### Aim of the task
Find and copy every line in the records that includes the string "this".

### Dataset rows
#####

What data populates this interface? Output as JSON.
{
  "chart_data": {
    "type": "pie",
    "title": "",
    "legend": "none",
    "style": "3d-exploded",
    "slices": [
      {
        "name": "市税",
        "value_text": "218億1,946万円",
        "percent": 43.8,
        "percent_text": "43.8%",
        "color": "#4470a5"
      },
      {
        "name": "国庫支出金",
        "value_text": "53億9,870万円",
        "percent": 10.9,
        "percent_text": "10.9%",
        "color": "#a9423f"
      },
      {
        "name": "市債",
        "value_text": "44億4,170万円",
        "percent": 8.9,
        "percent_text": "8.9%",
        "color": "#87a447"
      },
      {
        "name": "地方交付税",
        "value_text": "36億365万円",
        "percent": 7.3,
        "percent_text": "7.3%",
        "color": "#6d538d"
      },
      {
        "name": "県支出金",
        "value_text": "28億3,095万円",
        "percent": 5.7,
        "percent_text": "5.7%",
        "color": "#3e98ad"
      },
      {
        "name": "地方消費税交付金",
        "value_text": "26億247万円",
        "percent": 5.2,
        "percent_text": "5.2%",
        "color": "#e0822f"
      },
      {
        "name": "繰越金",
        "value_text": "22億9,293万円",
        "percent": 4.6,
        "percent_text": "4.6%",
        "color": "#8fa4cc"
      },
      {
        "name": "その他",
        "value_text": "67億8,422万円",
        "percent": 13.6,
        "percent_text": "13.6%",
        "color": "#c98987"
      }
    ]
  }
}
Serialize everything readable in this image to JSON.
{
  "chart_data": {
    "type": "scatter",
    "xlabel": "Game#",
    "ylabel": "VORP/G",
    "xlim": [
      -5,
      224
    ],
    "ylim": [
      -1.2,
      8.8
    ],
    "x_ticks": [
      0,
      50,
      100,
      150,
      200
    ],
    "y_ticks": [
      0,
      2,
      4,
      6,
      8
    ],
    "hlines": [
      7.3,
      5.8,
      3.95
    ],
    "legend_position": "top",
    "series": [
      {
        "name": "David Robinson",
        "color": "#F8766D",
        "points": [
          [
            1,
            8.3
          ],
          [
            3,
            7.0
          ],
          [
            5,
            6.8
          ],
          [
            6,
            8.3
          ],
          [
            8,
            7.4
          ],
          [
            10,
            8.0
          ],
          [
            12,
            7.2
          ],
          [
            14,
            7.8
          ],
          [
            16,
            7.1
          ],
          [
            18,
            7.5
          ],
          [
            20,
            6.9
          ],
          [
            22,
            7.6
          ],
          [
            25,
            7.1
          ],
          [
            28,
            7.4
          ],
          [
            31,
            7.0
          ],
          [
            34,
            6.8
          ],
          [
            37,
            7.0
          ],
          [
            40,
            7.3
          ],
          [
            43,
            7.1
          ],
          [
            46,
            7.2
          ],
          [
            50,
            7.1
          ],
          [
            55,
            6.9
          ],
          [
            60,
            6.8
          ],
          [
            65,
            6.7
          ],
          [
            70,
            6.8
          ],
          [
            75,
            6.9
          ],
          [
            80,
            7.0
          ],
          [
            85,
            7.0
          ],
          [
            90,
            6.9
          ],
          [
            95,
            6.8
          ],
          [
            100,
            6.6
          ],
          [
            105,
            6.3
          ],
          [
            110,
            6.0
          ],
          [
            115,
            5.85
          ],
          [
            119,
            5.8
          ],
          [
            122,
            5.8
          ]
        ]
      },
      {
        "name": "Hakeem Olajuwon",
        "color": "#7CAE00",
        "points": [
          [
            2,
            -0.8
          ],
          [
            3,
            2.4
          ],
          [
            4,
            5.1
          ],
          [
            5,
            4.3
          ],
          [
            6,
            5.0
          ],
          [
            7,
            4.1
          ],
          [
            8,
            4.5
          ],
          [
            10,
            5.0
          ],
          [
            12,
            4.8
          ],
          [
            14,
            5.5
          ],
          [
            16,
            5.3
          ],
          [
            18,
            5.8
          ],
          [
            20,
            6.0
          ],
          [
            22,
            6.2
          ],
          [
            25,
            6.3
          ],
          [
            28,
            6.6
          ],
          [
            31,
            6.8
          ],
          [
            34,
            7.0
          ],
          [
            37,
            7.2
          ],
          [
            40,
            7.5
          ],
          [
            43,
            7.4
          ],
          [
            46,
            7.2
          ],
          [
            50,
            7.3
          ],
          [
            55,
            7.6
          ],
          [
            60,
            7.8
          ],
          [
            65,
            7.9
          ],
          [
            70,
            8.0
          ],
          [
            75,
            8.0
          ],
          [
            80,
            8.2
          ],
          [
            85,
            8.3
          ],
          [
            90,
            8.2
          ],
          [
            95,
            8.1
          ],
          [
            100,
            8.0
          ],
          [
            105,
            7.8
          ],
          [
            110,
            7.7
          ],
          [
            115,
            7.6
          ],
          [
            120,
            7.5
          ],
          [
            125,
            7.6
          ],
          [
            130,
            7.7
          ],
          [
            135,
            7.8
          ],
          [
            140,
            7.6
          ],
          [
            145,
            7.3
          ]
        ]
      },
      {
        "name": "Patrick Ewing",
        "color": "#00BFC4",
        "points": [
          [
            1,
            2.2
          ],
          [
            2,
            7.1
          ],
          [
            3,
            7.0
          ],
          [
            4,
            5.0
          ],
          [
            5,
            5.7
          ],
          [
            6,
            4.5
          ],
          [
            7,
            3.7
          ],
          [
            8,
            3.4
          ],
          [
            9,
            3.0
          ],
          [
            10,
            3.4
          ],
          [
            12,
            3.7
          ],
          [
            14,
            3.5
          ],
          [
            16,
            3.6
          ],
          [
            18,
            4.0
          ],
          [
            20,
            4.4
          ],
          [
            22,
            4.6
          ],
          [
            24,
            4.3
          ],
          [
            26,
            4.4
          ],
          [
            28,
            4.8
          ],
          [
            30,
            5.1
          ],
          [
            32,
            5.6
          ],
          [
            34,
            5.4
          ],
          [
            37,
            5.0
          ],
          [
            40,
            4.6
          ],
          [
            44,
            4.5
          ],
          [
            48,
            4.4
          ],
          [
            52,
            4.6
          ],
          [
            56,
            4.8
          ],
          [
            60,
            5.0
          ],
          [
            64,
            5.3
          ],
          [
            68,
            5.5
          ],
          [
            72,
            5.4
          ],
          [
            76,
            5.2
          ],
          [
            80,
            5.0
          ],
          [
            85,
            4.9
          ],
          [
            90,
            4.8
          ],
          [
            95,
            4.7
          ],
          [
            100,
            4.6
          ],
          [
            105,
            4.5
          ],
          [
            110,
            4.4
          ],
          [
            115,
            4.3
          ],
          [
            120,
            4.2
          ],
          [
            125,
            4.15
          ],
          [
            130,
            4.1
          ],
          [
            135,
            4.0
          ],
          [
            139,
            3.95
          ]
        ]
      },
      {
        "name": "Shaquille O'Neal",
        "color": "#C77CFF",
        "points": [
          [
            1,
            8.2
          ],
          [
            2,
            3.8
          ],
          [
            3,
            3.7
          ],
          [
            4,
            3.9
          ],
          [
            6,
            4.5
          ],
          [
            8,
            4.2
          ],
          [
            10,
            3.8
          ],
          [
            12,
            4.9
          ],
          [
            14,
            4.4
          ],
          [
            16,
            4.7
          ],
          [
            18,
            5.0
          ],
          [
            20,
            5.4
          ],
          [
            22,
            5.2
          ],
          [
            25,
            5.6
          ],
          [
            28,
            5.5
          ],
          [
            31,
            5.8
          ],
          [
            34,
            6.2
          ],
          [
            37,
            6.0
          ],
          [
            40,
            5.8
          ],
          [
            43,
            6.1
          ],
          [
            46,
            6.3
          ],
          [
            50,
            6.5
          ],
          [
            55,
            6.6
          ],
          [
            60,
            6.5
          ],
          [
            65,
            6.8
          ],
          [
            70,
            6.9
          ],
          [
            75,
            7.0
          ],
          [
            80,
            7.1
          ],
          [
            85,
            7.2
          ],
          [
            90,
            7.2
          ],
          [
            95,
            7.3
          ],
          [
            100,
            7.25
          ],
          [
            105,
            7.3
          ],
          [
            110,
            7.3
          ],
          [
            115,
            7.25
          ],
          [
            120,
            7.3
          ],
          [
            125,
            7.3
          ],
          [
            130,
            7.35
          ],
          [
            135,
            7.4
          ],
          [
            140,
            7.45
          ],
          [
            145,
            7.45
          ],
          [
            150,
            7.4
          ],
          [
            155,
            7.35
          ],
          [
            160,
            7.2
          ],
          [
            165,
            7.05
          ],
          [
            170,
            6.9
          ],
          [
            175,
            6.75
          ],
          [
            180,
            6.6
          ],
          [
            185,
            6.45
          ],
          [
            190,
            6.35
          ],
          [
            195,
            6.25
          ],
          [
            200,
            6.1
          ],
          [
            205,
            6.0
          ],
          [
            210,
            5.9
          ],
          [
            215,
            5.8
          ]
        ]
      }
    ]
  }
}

#####

### Written answer
What data populates this interface? Output as JSON.
Serialize everything readable in this image to JSON.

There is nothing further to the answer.